-- TASK PROMPT --
Copy each of the following lines word for word, without any changes.

* * * * * * * * *

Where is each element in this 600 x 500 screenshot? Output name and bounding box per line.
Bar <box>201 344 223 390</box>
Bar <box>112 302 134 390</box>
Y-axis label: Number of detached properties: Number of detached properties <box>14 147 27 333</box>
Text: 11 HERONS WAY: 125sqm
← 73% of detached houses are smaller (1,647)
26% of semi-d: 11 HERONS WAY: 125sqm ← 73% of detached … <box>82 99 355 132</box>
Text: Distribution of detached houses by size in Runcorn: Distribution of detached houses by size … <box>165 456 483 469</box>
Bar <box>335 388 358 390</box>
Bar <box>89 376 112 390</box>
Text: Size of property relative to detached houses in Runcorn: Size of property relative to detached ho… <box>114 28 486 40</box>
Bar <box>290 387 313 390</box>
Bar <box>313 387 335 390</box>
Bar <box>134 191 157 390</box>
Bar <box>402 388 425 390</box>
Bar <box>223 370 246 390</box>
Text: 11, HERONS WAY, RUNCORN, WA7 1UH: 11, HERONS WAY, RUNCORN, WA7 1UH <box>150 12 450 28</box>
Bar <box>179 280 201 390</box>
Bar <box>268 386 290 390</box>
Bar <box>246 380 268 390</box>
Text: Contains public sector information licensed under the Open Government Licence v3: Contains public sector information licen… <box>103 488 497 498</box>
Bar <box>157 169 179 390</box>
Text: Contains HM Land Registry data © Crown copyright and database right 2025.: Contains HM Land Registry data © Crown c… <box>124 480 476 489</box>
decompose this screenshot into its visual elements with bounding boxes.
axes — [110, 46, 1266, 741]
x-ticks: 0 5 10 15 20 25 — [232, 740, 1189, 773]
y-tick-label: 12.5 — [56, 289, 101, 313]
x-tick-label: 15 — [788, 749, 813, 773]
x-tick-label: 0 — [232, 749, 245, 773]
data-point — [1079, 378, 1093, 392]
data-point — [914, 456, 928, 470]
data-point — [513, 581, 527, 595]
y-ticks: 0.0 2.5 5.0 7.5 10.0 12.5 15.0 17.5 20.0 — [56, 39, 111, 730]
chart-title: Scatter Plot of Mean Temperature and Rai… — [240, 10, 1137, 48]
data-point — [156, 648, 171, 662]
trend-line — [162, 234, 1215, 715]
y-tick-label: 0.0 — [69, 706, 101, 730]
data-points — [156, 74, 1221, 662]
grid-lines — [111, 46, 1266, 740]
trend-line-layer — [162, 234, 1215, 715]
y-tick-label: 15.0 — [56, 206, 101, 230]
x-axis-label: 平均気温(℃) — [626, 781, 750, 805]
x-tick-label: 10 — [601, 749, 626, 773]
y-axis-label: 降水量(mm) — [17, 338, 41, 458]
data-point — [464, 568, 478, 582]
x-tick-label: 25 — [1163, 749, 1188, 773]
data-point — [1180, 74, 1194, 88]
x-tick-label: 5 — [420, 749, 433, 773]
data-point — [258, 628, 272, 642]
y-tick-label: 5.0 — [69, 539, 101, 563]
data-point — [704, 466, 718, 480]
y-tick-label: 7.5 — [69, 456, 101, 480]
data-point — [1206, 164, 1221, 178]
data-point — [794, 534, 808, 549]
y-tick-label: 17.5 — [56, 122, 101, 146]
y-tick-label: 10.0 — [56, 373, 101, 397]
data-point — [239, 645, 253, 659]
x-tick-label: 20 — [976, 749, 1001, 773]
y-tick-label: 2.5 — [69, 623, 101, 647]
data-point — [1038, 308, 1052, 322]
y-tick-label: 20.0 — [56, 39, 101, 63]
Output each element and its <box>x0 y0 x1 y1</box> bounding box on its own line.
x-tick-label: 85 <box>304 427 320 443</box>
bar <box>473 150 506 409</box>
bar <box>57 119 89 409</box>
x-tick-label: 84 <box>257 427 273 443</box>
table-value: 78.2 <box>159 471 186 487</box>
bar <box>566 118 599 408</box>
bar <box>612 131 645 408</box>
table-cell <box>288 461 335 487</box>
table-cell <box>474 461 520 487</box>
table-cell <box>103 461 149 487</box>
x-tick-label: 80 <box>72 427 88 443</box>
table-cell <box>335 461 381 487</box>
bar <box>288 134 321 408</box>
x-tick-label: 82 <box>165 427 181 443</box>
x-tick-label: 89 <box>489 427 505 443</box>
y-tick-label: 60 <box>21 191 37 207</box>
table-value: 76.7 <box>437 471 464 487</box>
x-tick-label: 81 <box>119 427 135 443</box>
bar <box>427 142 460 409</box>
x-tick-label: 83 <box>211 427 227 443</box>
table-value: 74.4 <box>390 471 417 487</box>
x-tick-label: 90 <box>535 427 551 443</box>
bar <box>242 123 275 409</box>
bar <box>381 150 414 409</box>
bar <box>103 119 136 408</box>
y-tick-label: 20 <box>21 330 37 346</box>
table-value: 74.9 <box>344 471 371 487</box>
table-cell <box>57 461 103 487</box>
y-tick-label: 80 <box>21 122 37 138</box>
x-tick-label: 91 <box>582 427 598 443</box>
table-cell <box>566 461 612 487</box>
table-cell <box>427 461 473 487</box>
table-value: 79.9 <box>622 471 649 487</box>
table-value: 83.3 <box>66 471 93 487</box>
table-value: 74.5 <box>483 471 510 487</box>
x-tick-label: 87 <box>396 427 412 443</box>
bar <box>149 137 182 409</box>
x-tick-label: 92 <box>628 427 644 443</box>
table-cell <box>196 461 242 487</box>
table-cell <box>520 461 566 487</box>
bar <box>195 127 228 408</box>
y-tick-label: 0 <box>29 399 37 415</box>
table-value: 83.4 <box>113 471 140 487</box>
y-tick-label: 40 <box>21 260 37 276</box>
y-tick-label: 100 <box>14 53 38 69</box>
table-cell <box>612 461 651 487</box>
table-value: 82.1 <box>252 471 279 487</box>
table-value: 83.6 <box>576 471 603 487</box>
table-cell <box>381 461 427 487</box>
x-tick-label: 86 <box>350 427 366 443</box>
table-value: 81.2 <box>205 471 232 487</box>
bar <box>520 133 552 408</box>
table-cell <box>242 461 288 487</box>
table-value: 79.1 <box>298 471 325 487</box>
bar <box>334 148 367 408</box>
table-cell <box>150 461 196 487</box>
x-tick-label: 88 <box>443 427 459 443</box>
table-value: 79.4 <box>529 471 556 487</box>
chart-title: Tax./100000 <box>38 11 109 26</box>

* * * * * * * * *

-- FULL SOLUTION --
Where is each element in this 600 x 500 screenshot? Output name and bounding box per line.
Bar <box>201 344 223 390</box>
Bar <box>112 302 134 390</box>
Y-axis label: Number of detached properties: Number of detached properties <box>14 147 27 333</box>
Text: 11 HERONS WAY: 125sqm
← 73% of detached houses are smaller (1,647)
26% of semi-d: 11 HERONS WAY: 125sqm ← 73% of detached … <box>82 99 355 132</box>
Text: Distribution of detached houses by size in Runcorn: Distribution of detached houses by size … <box>165 456 483 469</box>
Bar <box>335 388 358 390</box>
Bar <box>89 376 112 390</box>
Text: Size of property relative to detached houses in Runcorn: Size of property relative to detached ho… <box>114 28 486 40</box>
Bar <box>290 387 313 390</box>
Bar <box>313 387 335 390</box>
Bar <box>134 191 157 390</box>
Bar <box>402 388 425 390</box>
Bar <box>223 370 246 390</box>
Text: 11, HERONS WAY, RUNCORN, WA7 1UH: 11, HERONS WAY, RUNCORN, WA7 1UH <box>150 12 450 28</box>
Bar <box>179 280 201 390</box>
Bar <box>268 386 290 390</box>
Bar <box>246 380 268 390</box>
Text: Contains public sector information licensed under the Open Government Licence v3: Contains public sector information licen… <box>103 488 497 498</box>
Bar <box>157 169 179 390</box>
Text: Contains HM Land Registry data © Crown copyright and database right 2025.: Contains HM Land Registry data © Crown c… <box>124 480 476 489</box>
decompose this screenshot into its visual elements with bounding boxes.
axes — [110, 46, 1266, 741]
x-ticks: 0 5 10 15 20 25 — [232, 740, 1189, 773]
y-tick-label: 12.5 — [56, 289, 101, 313]
x-tick-label: 15 — [788, 749, 813, 773]
x-tick-label: 0 — [232, 749, 245, 773]
data-point — [1079, 378, 1093, 392]
data-point — [914, 456, 928, 470]
data-point — [513, 581, 527, 595]
y-ticks: 0.0 2.5 5.0 7.5 10.0 12.5 15.0 17.5 20.0 — [56, 39, 111, 730]
chart-title: Scatter Plot of Mean Temperature and Rai… — [240, 10, 1137, 48]
data-point — [156, 648, 171, 662]
trend-line — [162, 234, 1215, 715]
y-tick-label: 0.0 — [69, 706, 101, 730]
data-points — [156, 74, 1221, 662]
grid-lines — [111, 46, 1266, 740]
trend-line-layer — [162, 234, 1215, 715]
y-tick-label: 15.0 — [56, 206, 101, 230]
x-axis-label: 平均気温(℃) — [626, 781, 750, 805]
x-tick-label: 10 — [601, 749, 626, 773]
y-axis-label: 降水量(mm) — [17, 338, 41, 458]
data-point — [464, 568, 478, 582]
x-tick-label: 25 — [1163, 749, 1188, 773]
data-point — [1180, 74, 1194, 88]
x-tick-label: 5 — [420, 749, 433, 773]
data-point — [258, 628, 272, 642]
y-tick-label: 5.0 — [69, 539, 101, 563]
data-point — [704, 466, 718, 480]
y-tick-label: 7.5 — [69, 456, 101, 480]
data-point — [1206, 164, 1221, 178]
data-point — [794, 534, 808, 549]
y-tick-label: 17.5 — [56, 122, 101, 146]
y-tick-label: 10.0 — [56, 373, 101, 397]
data-point — [239, 645, 253, 659]
x-tick-label: 20 — [976, 749, 1001, 773]
y-tick-label: 2.5 — [69, 623, 101, 647]
data-point — [1038, 308, 1052, 322]
y-tick-label: 20.0 — [56, 39, 101, 63]
Output each element and its <box>x0 y0 x1 y1</box> bounding box on its own line.
x-tick-label: 85 <box>304 427 320 443</box>
bar <box>473 150 506 409</box>
bar <box>57 119 89 409</box>
x-tick-label: 84 <box>257 427 273 443</box>
table-value: 78.2 <box>159 471 186 487</box>
bar <box>566 118 599 408</box>
bar <box>612 131 645 408</box>
table-cell <box>288 461 335 487</box>
table-cell <box>474 461 520 487</box>
table-cell <box>103 461 149 487</box>
x-tick-label: 80 <box>72 427 88 443</box>
table-cell <box>335 461 381 487</box>
bar <box>288 134 321 408</box>
x-tick-label: 82 <box>165 427 181 443</box>
x-tick-label: 89 <box>489 427 505 443</box>
y-tick-label: 60 <box>21 191 37 207</box>
table-value: 76.7 <box>437 471 464 487</box>
x-tick-label: 81 <box>119 427 135 443</box>
bar <box>427 142 460 409</box>
x-tick-label: 83 <box>211 427 227 443</box>
table-value: 74.4 <box>390 471 417 487</box>
x-tick-label: 90 <box>535 427 551 443</box>
bar <box>242 123 275 409</box>
bar <box>381 150 414 409</box>
bar <box>103 119 136 408</box>
y-tick-label: 20 <box>21 330 37 346</box>
table-value: 74.9 <box>344 471 371 487</box>
table-cell <box>57 461 103 487</box>
y-tick-label: 80 <box>21 122 37 138</box>
x-tick-label: 91 <box>582 427 598 443</box>
table-cell <box>566 461 612 487</box>
table-cell <box>427 461 473 487</box>
table-value: 79.9 <box>622 471 649 487</box>
table-value: 83.3 <box>66 471 93 487</box>
table-value: 74.5 <box>483 471 510 487</box>
x-tick-label: 87 <box>396 427 412 443</box>
bar <box>149 137 182 409</box>
x-tick-label: 92 <box>628 427 644 443</box>
table-cell <box>196 461 242 487</box>
table-cell <box>520 461 566 487</box>
bar <box>195 127 228 408</box>
y-tick-label: 0 <box>29 399 37 415</box>
table-value: 83.4 <box>113 471 140 487</box>
y-tick-label: 40 <box>21 260 37 276</box>
y-tick-label: 100 <box>14 53 38 69</box>
table-cell <box>612 461 651 487</box>
table-value: 82.1 <box>252 471 279 487</box>
table-value: 83.6 <box>576 471 603 487</box>
table-cell <box>381 461 427 487</box>
x-tick-label: 86 <box>350 427 366 443</box>
table-value: 81.2 <box>205 471 232 487</box>
bar <box>520 133 552 408</box>
table-cell <box>242 461 288 487</box>
table-value: 79.1 <box>298 471 325 487</box>
bar <box>334 148 367 408</box>
table-cell <box>150 461 196 487</box>
x-tick-label: 88 <box>443 427 459 443</box>
table-value: 79.4 <box>529 471 556 487</box>
chart-title: Tax./100000 <box>38 11 109 26</box>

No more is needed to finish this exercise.